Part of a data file
::::

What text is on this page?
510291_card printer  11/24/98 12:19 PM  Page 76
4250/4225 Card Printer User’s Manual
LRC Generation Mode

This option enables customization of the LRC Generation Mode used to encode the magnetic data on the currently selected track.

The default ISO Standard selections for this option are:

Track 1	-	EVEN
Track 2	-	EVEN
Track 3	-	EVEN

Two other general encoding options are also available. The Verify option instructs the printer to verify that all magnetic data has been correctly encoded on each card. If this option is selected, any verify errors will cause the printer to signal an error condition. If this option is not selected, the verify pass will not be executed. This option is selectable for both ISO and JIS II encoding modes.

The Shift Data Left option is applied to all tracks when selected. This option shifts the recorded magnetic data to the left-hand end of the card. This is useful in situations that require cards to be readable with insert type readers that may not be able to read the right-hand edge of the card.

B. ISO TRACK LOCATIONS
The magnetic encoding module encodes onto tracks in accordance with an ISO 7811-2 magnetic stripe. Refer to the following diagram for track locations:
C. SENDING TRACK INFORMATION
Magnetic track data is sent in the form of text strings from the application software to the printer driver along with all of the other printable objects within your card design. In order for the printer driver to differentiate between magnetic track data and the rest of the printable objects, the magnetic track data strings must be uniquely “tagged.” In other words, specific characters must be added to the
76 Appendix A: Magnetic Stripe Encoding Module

::::

• **Short task**
Give all of the entries again, word for word.

• **Expected output**
What text is on this page?
510291_card printer  11/24/98 12:19 PM  Page 76
4250/4225 Card Printer User’s Manual
LRC Generation Mode

This option enables customization of the LRC Generation Mode used to encode the magnetic data on the currently selected track.

The default ISO Standard selections for this option are:

Track 1	-	EVEN
Track 2	-	EVEN
Track 3	-	EVEN

Two other general encoding options are also available. The Verify option instructs the printer to verify that all magnetic data has been correctly encoded on each card. If this option is selected, any verify errors will cause the printer to signal an error condition. If this option is not selected, the verify pass will not be executed. This option is selectable for both ISO and JIS II encoding modes.

The Shift Data Left option is applied to all tracks when selected. This option shifts the recorded magnetic data to the left-hand end of the card. This is useful in situations that require cards to be readable with insert type readers that may not be able to read the right-hand edge of the card.

B. ISO TRACK LOCATIONS
The magnetic encoding module encodes onto tracks in accordance with an ISO 7811-2 magnetic stripe. Refer to the following diagram for track locations:
C. SENDING TRACK INFORMATION
Magnetic track data is sent in the form of text strings from the application software to the printer driver along with all of the other printable objects within your card design. In order for the printer driver to differentiate between magnetic track data and the rest of the printable objects, the magnetic track data strings must be uniquely “tagged.” In other words, specific characters must be added to the
76 Appendix A: Magnetic Stripe Encoding Module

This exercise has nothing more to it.